## WHAT YOU SHOULD DO
Copy out the records in full, word for word, without pictures.
_ _ _ _ _ _ _
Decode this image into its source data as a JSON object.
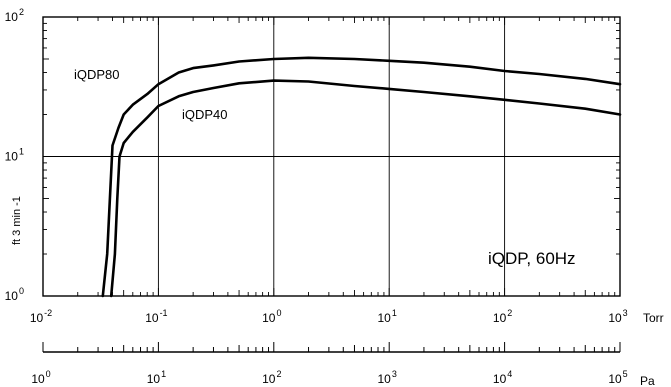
{
  "chart_data": {
    "type": "line",
    "title": "",
    "annotation": "iQDP, 60Hz",
    "ylabel": "ft 3 min -1",
    "x_unit_primary": "Torr",
    "x_unit_secondary": "Pa",
    "x_scale": "log",
    "y_scale": "log",
    "xlim": [
      0.01,
      1000
    ],
    "ylim": [
      1,
      100
    ],
    "grid": true,
    "x_ticks": [
      {
        "base": "10",
        "exp": "-2"
      },
      {
        "base": "10",
        "exp": "-1"
      },
      {
        "base": "10",
        "exp": "0"
      },
      {
        "base": "10",
        "exp": "1"
      },
      {
        "base": "10",
        "exp": "2"
      },
      {
        "base": "10",
        "exp": "3"
      }
    ],
    "y_ticks": [
      {
        "base": "10",
        "exp": "0"
      },
      {
        "base": "10",
        "exp": "1"
      },
      {
        "base": "10",
        "exp": "2"
      }
    ],
    "pa_ticks": [
      {
        "base": "10",
        "exp": "0"
      },
      {
        "base": "10",
        "exp": "1"
      },
      {
        "base": "10",
        "exp": "2"
      },
      {
        "base": "10",
        "exp": "3"
      },
      {
        "base": "10",
        "exp": "4"
      },
      {
        "base": "10",
        "exp": "5"
      }
    ],
    "pa_range": [
      1,
      100000
    ],
    "series": [
      {
        "name": "iQDP80",
        "x": [
          0.033,
          0.036,
          0.038,
          0.04,
          0.045,
          0.05,
          0.06,
          0.08,
          0.1,
          0.15,
          0.2,
          0.3,
          0.5,
          1,
          2,
          5,
          10,
          20,
          50,
          100,
          200,
          500,
          1000
        ],
        "y": [
          1,
          2,
          5,
          12,
          16,
          20,
          23.5,
          28,
          33,
          40,
          43,
          45,
          48,
          50,
          51,
          50,
          48.5,
          47,
          44,
          41,
          39,
          36,
          33
        ]
      },
      {
        "name": "iQDP40",
        "x": [
          0.039,
          0.042,
          0.044,
          0.046,
          0.05,
          0.06,
          0.08,
          0.1,
          0.15,
          0.2,
          0.3,
          0.5,
          1,
          2,
          5,
          10,
          20,
          50,
          100,
          200,
          500,
          1000
        ],
        "y": [
          1,
          2,
          5,
          10,
          12.5,
          15,
          19,
          23,
          27,
          29,
          31,
          33.5,
          35,
          34.5,
          32,
          30.5,
          29,
          27,
          25.5,
          24,
          22,
          20
        ]
      }
    ]
  }
}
_ _ _ _ _ _ _
## COMPLETED EXERCISE
Decode this image into its source data as a JSON object.
{
  "chart_data": {
    "type": "line",
    "title": "",
    "annotation": "iQDP, 60Hz",
    "ylabel": "ft 3 min -1",
    "x_unit_primary": "Torr",
    "x_unit_secondary": "Pa",
    "x_scale": "log",
    "y_scale": "log",
    "xlim": [
      0.01,
      1000
    ],
    "ylim": [
      1,
      100
    ],
    "grid": true,
    "x_ticks": [
      {
        "base": "10",
        "exp": "-2"
      },
      {
        "base": "10",
        "exp": "-1"
      },
      {
        "base": "10",
        "exp": "0"
      },
      {
        "base": "10",
        "exp": "1"
      },
      {
        "base": "10",
        "exp": "2"
      },
      {
        "base": "10",
        "exp": "3"
      }
    ],
    "y_ticks": [
      {
        "base": "10",
        "exp": "0"
      },
      {
        "base": "10",
        "exp": "1"
      },
      {
        "base": "10",
        "exp": "2"
      }
    ],
    "pa_ticks": [
      {
        "base": "10",
        "exp": "0"
      },
      {
        "base": "10",
        "exp": "1"
      },
      {
        "base": "10",
        "exp": "2"
      },
      {
        "base": "10",
        "exp": "3"
      },
      {
        "base": "10",
        "exp": "4"
      },
      {
        "base": "10",
        "exp": "5"
      }
    ],
    "pa_range": [
      1,
      100000
    ],
    "series": [
      {
        "name": "iQDP80",
        "x": [
          0.033,
          0.036,
          0.038,
          0.04,
          0.045,
          0.05,
          0.06,
          0.08,
          0.1,
          0.15,
          0.2,
          0.3,
          0.5,
          1,
          2,
          5,
          10,
          20,
          50,
          100,
          200,
          500,
          1000
        ],
        "y": [
          1,
          2,
          5,
          12,
          16,
          20,
          23.5,
          28,
          33,
          40,
          43,
          45,
          48,
          50,
          51,
          50,
          48.5,
          47,
          44,
          41,
          39,
          36,
          33
        ]
      },
      {
        "name": "iQDP40",
        "x": [
          0.039,
          0.042,
          0.044,
          0.046,
          0.05,
          0.06,
          0.08,
          0.1,
          0.15,
          0.2,
          0.3,
          0.5,
          1,
          2,
          5,
          10,
          20,
          50,
          100,
          200,
          500,
          1000
        ],
        "y": [
          1,
          2,
          5,
          10,
          12.5,
          15,
          19,
          23,
          27,
          29,
          31,
          33.5,
          35,
          34.5,
          32,
          30.5,
          29,
          27,
          25.5,
          24,
          22,
          20
        ]
      }
    ]
  }
}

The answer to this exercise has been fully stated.